• [Task details]
Copy the records below exactly, leaving out any pictures.

• [Rows]
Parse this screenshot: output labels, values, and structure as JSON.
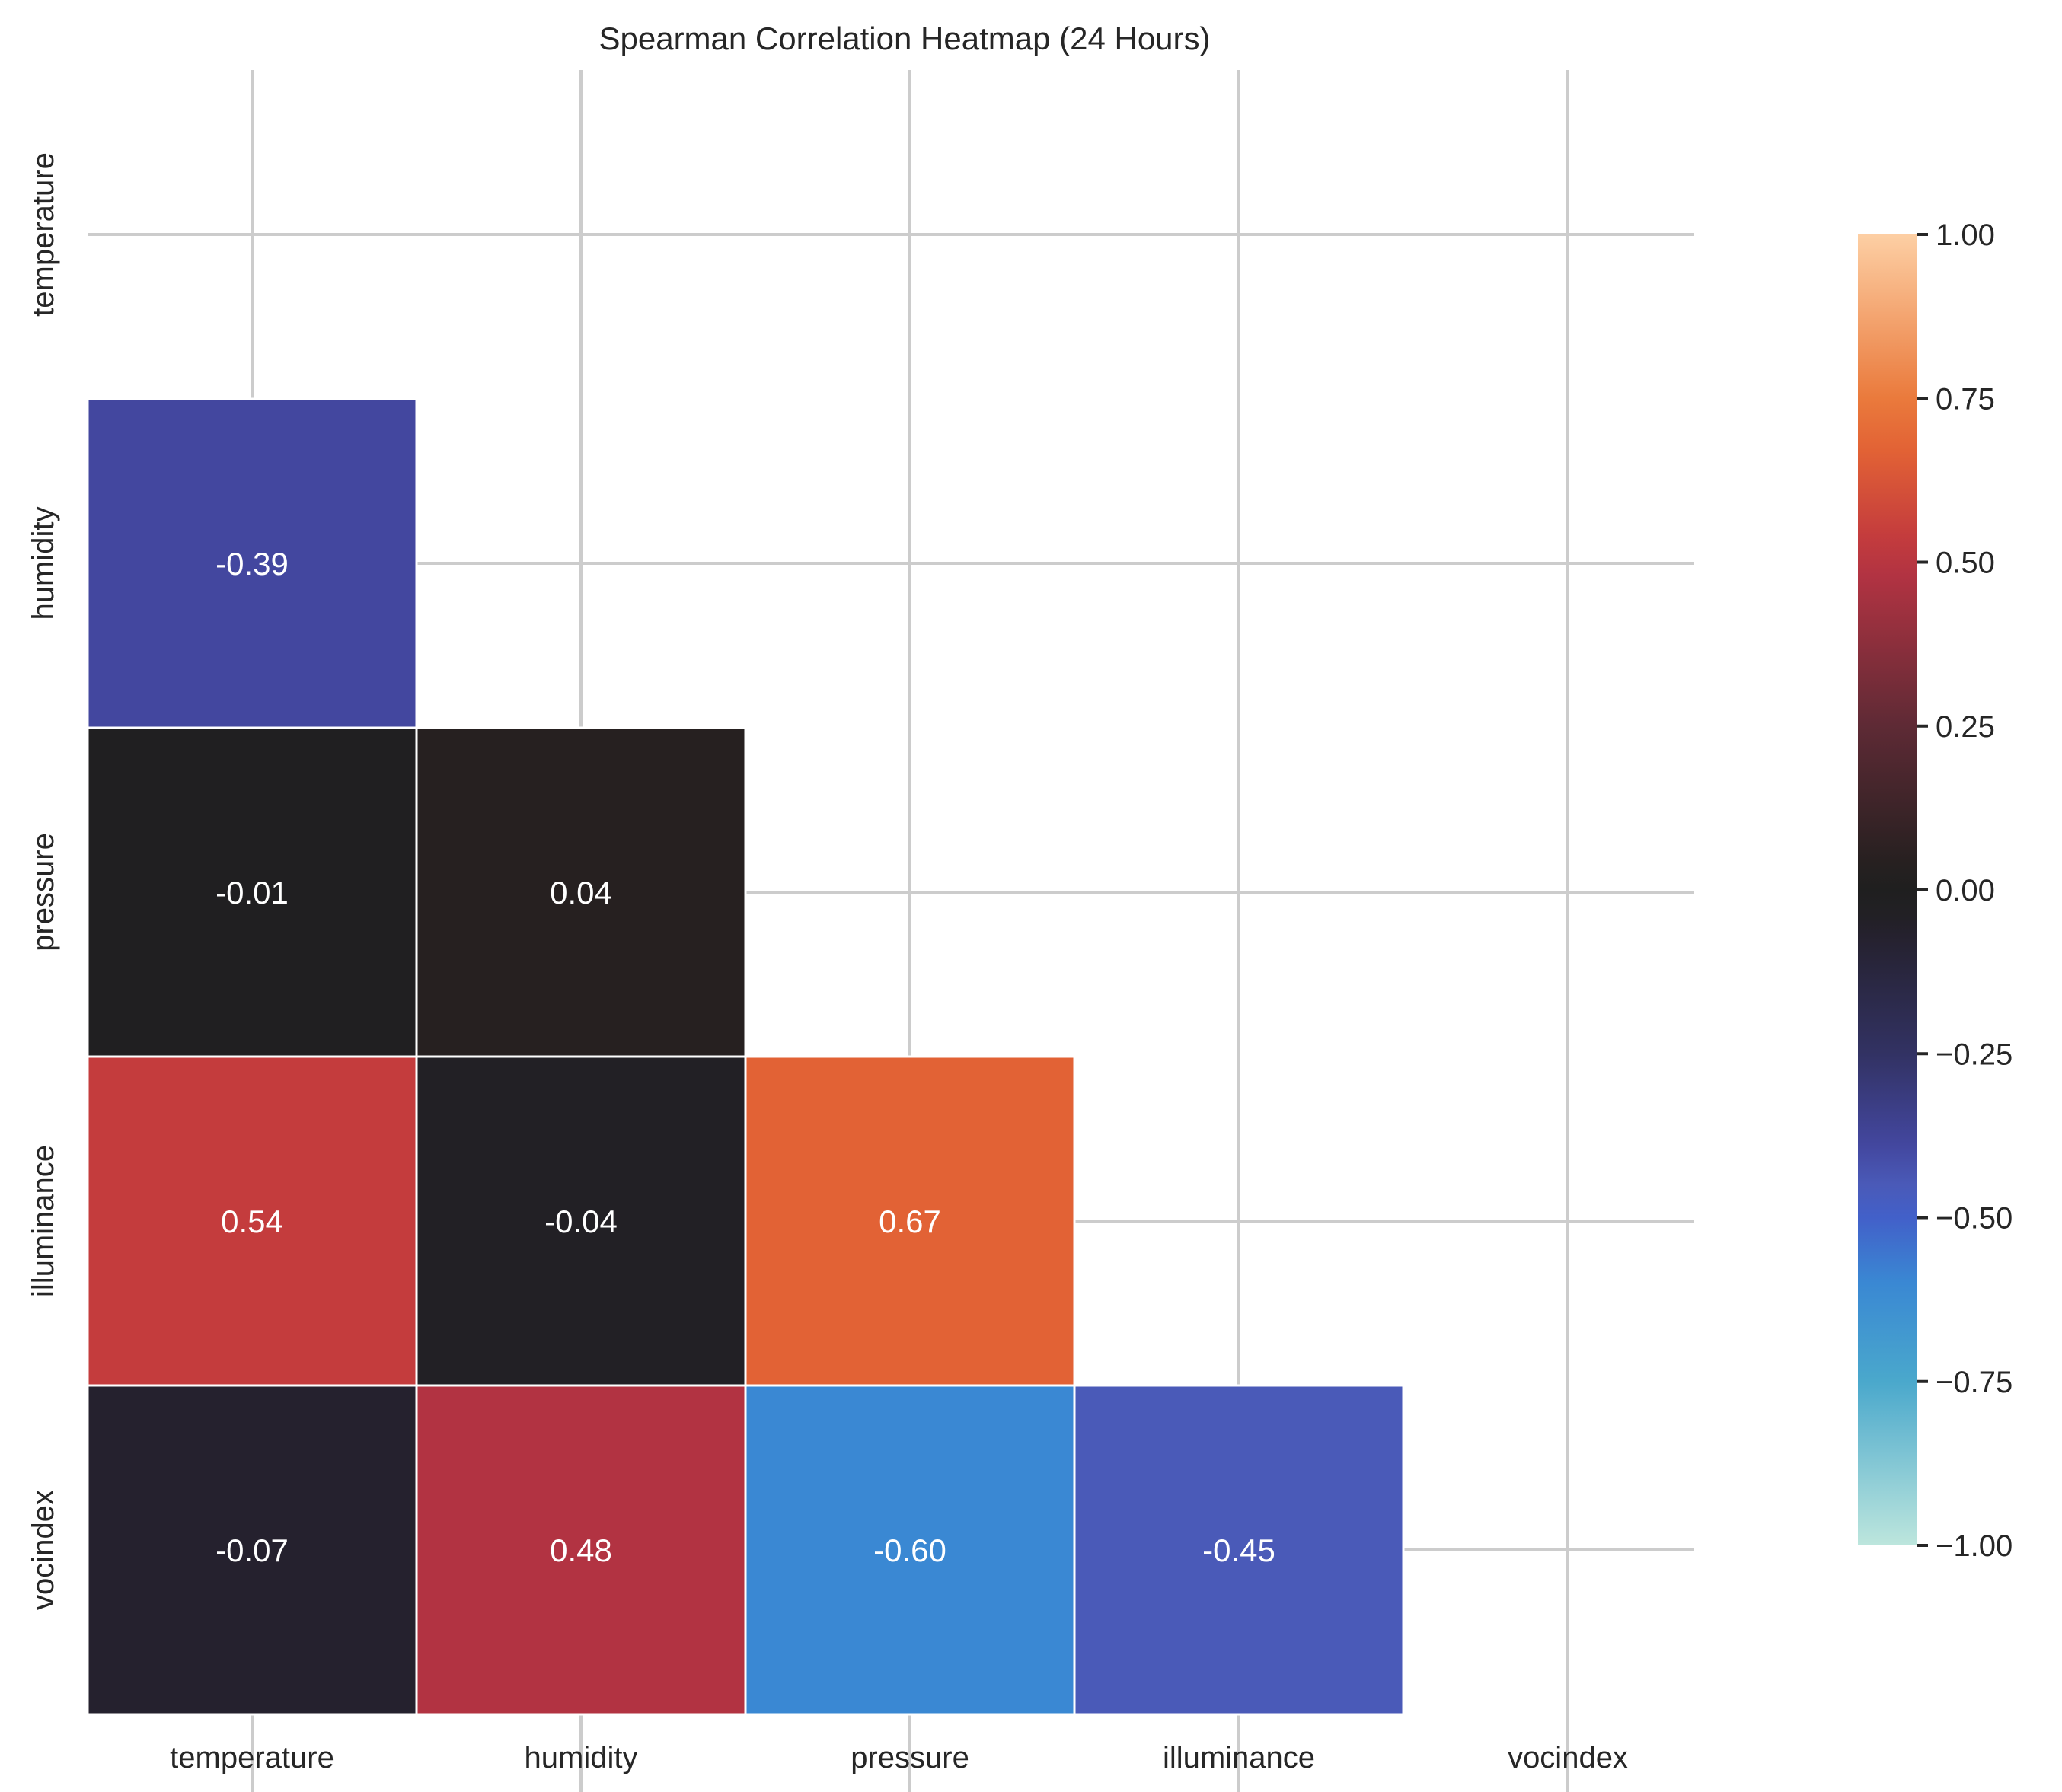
{
  "chart_data": {
    "type": "heatmap",
    "title": "Spearman Correlation Heatmap (24 Hours)",
    "variables": [
      "temperature",
      "humidity",
      "pressure",
      "illuminance",
      "vocindex"
    ],
    "matrix": [
      [
        null,
        null,
        null,
        null,
        null
      ],
      [
        -0.39,
        null,
        null,
        null,
        null
      ],
      [
        -0.01,
        0.04,
        null,
        null,
        null
      ],
      [
        0.54,
        -0.04,
        0.67,
        null,
        null
      ],
      [
        -0.07,
        0.48,
        -0.6,
        -0.45,
        null
      ]
    ],
    "mask": "upper triangle including diagonal",
    "value_format": "0.00",
    "colormap": "icefire",
    "colorbar": {
      "range": [
        -1.0,
        1.0
      ],
      "ticks": [
        1.0,
        0.75,
        0.5,
        0.25,
        0.0,
        -0.25,
        -0.5,
        -0.75,
        -1.0
      ],
      "tick_labels": [
        "1.00",
        "0.75",
        "0.50",
        "0.25",
        "0.00",
        "−0.25",
        "−0.50",
        "−0.75",
        "−1.00"
      ]
    },
    "grid": true
  },
  "colors": {
    "gradient_stops": [
      {
        "v": -1.0,
        "c": "#bde6dd"
      },
      {
        "v": -0.75,
        "c": "#4aa8cc"
      },
      {
        "v": -0.6,
        "c": "#3a88d3"
      },
      {
        "v": -0.5,
        "c": "#4260c9"
      },
      {
        "v": -0.45,
        "c": "#4a5ab8"
      },
      {
        "v": -0.39,
        "c": "#43479f"
      },
      {
        "v": -0.25,
        "c": "#323263"
      },
      {
        "v": -0.07,
        "c": "#25212e"
      },
      {
        "v": -0.04,
        "c": "#222025"
      },
      {
        "v": 0.0,
        "c": "#1f1f1f"
      },
      {
        "v": 0.04,
        "c": "#262020"
      },
      {
        "v": 0.25,
        "c": "#5e2a35"
      },
      {
        "v": 0.48,
        "c": "#b23342"
      },
      {
        "v": 0.54,
        "c": "#c43c3d"
      },
      {
        "v": 0.67,
        "c": "#e26235"
      },
      {
        "v": 0.75,
        "c": "#ea7a3c"
      },
      {
        "v": 1.0,
        "c": "#fdcfa4"
      }
    ],
    "gridline": "#cccccc",
    "cell_text": "#ffffff"
  }
}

• [The reply]
Parse this screenshot: output labels, values, and structure as JSON.
{
  "chart_data": {
    "type": "heatmap",
    "title": "Spearman Correlation Heatmap (24 Hours)",
    "variables": [
      "temperature",
      "humidity",
      "pressure",
      "illuminance",
      "vocindex"
    ],
    "matrix": [
      [
        null,
        null,
        null,
        null,
        null
      ],
      [
        -0.39,
        null,
        null,
        null,
        null
      ],
      [
        -0.01,
        0.04,
        null,
        null,
        null
      ],
      [
        0.54,
        -0.04,
        0.67,
        null,
        null
      ],
      [
        -0.07,
        0.48,
        -0.6,
        -0.45,
        null
      ]
    ],
    "mask": "upper triangle including diagonal",
    "value_format": "0.00",
    "colormap": "icefire",
    "colorbar": {
      "range": [
        -1.0,
        1.0
      ],
      "ticks": [
        1.0,
        0.75,
        0.5,
        0.25,
        0.0,
        -0.25,
        -0.5,
        -0.75,
        -1.0
      ],
      "tick_labels": [
        "1.00",
        "0.75",
        "0.50",
        "0.25",
        "0.00",
        "−0.25",
        "−0.50",
        "−0.75",
        "−1.00"
      ]
    },
    "grid": true
  },
  "colors": {
    "gradient_stops": [
      {
        "v": -1.0,
        "c": "#bde6dd"
      },
      {
        "v": -0.75,
        "c": "#4aa8cc"
      },
      {
        "v": -0.6,
        "c": "#3a88d3"
      },
      {
        "v": -0.5,
        "c": "#4260c9"
      },
      {
        "v": -0.45,
        "c": "#4a5ab8"
      },
      {
        "v": -0.39,
        "c": "#43479f"
      },
      {
        "v": -0.25,
        "c": "#323263"
      },
      {
        "v": -0.07,
        "c": "#25212e"
      },
      {
        "v": -0.04,
        "c": "#222025"
      },
      {
        "v": 0.0,
        "c": "#1f1f1f"
      },
      {
        "v": 0.04,
        "c": "#262020"
      },
      {
        "v": 0.25,
        "c": "#5e2a35"
      },
      {
        "v": 0.48,
        "c": "#b23342"
      },
      {
        "v": 0.54,
        "c": "#c43c3d"
      },
      {
        "v": 0.67,
        "c": "#e26235"
      },
      {
        "v": 0.75,
        "c": "#ea7a3c"
      },
      {
        "v": 1.0,
        "c": "#fdcfa4"
      }
    ],
    "gridline": "#cccccc",
    "cell_text": "#ffffff"
  }
}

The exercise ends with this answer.